Data in this exercise —
= = = = = = =

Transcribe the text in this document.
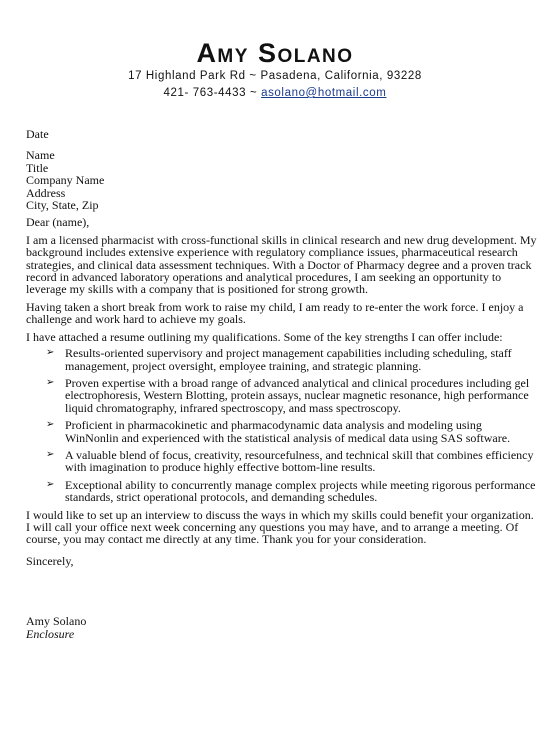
Amy Solano
17 Highland Park Rd ~ Pasadena, California, 93228
421- 763-4433 ~ asolano@hotmail.com
Date
Name
Title
Company Name
Address
City, State, Zip
Dear (name),
I am a licensed pharmacist with cross-functional skills in clinical research and new drug development. My
background includes extensive experience with regulatory compliance issues, pharmaceutical research
strategies, and clinical data assessment techniques. With a Doctor of Pharmacy degree and a proven track
record in advanced laboratory operations and analytical procedures, I am seeking an opportunity to
leverage my skills with a company that is positioned for strong growth.
Having taken a short break from work to raise my child, I am ready to re-enter the work force. I enjoy a
challenge and work hard to achieve my goals.
I have attached a resume outlining my qualifications. Some of the key strengths I can offer include:
➢ Results-oriented supervisory and project management capabilities including scheduling, staff
management, project oversight, employee training, and strategic planning.
➢ Proven expertise with a broad range of advanced analytical and clinical procedures including gel
electrophoresis, Western Blotting, protein assays, nuclear magnetic resonance, high performance
liquid chromatography, infrared spectroscopy, and mass spectroscopy.
➢ Proficient in pharmacokinetic and pharmacodynamic data analysis and modeling using
WinNonlin and experienced with the statistical analysis of medical data using SAS software.
➢ A valuable blend of focus, creativity, resourcefulness, and technical skill that combines efficiency
with imagination to produce highly effective bottom-line results.
➢ Exceptional ability to concurrently manage complex projects while meeting rigorous performance
standards, strict operational protocols, and demanding schedules.
I would like to set up an interview to discuss the ways in which my skills could benefit your organization.
I will call your office next week concerning any questions you may have, and to arrange a meeting. Of
course, you may contact me directly at any time. Thank you for your consideration.
Sincerely,
Amy Solano
Enclosure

= = = = = = =

Activity — The result should be the full material above, word for word, with its pictures omitted.

Output below —
Transcribe the text in this document.
Amy Solano
17 Highland Park Rd ~ Pasadena, California, 93228
421- 763-4433 ~ asolano@hotmail.com
Date
Name
Title
Company Name
Address
City, State, Zip
Dear (name),
I am a licensed pharmacist with cross-functional skills in clinical research and new drug development. My
background includes extensive experience with regulatory compliance issues, pharmaceutical research
strategies, and clinical data assessment techniques. With a Doctor of Pharmacy degree and a proven track
record in advanced laboratory operations and analytical procedures, I am seeking an opportunity to
leverage my skills with a company that is positioned for strong growth.
Having taken a short break from work to raise my child, I am ready to re-enter the work force. I enjoy a
challenge and work hard to achieve my goals.
I have attached a resume outlining my qualifications. Some of the key strengths I can offer include:
➢ Results-oriented supervisory and project management capabilities including scheduling, staff
management, project oversight, employee training, and strategic planning.
➢ Proven expertise with a broad range of advanced analytical and clinical procedures including gel
electrophoresis, Western Blotting, protein assays, nuclear magnetic resonance, high performance
liquid chromatography, infrared spectroscopy, and mass spectroscopy.
➢ Proficient in pharmacokinetic and pharmacodynamic data analysis and modeling using
WinNonlin and experienced with the statistical analysis of medical data using SAS software.
➢ A valuable blend of focus, creativity, resourcefulness, and technical skill that combines efficiency
with imagination to produce highly effective bottom-line results.
➢ Exceptional ability to concurrently manage complex projects while meeting rigorous performance
standards, strict operational protocols, and demanding schedules.
I would like to set up an interview to discuss the ways in which my skills could benefit your organization.
I will call your office next week concerning any questions you may have, and to arrange a meeting. Of
course, you may contact me directly at any time. Thank you for your consideration.
Sincerely,
Amy Solano
Enclosure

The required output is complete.